> EXERCISE REQUIREMENTS: Transcribe all the records exactly and omit any images they hold.

> RECORD SET:
=-=-=
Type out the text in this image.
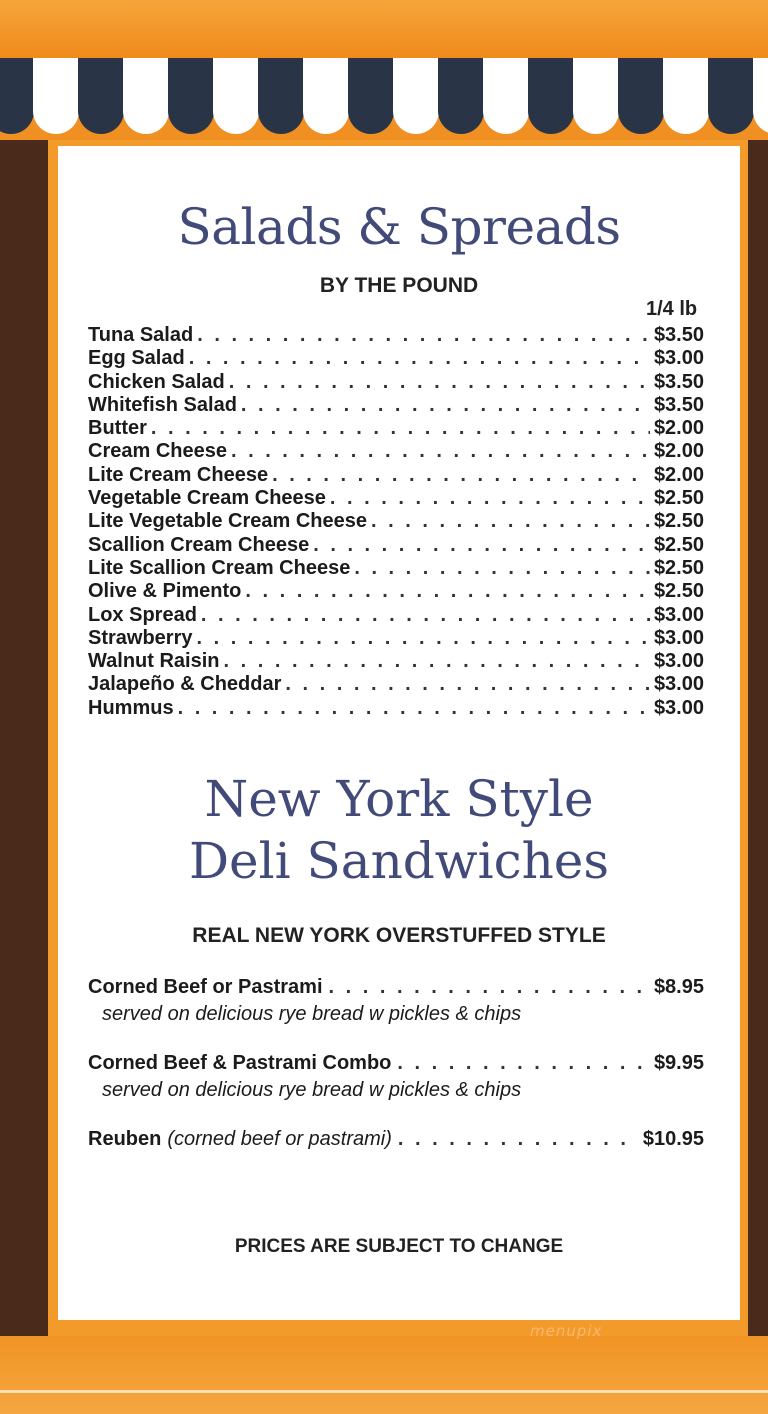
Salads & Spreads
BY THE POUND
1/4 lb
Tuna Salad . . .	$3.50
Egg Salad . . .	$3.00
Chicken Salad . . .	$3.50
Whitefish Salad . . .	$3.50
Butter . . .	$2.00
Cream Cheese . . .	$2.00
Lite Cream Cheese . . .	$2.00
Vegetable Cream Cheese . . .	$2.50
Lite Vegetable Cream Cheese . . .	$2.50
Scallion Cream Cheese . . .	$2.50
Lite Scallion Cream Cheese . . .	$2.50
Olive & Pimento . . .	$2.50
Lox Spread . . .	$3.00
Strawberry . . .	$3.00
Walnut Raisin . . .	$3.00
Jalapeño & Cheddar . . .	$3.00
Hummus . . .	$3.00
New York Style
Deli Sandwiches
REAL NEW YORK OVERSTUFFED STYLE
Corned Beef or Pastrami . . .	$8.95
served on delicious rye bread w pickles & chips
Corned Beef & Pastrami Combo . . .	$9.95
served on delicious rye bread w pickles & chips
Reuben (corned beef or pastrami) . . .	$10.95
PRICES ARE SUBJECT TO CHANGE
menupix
=-=-=
> COMPLETE OUTPUT:
Type out the text in this image.
Salads & Spreads
BY THE POUND
1/4 lb
Tuna Salad . . .	$3.50
Egg Salad . . .	$3.00
Chicken Salad . . .	$3.50
Whitefish Salad . . .	$3.50
Butter . . .	$2.00
Cream Cheese . . .	$2.00
Lite Cream Cheese . . .	$2.00
Vegetable Cream Cheese . . .	$2.50
Lite Vegetable Cream Cheese . . .	$2.50
Scallion Cream Cheese . . .	$2.50
Lite Scallion Cream Cheese . . .	$2.50
Olive & Pimento . . .	$2.50
Lox Spread . . .	$3.00
Strawberry . . .	$3.00
Walnut Raisin . . .	$3.00
Jalapeño & Cheddar . . .	$3.00
Hummus . . .	$3.00
New York Style
Deli Sandwiches
REAL NEW YORK OVERSTUFFED STYLE
Corned Beef or Pastrami . . .	$8.95
served on delicious rye bread w pickles & chips
Corned Beef & Pastrami Combo . . .	$9.95
served on delicious rye bread w pickles & chips
Reuben (corned beef or pastrami) . . .	$10.95
PRICES ARE SUBJECT TO CHANGE
menupix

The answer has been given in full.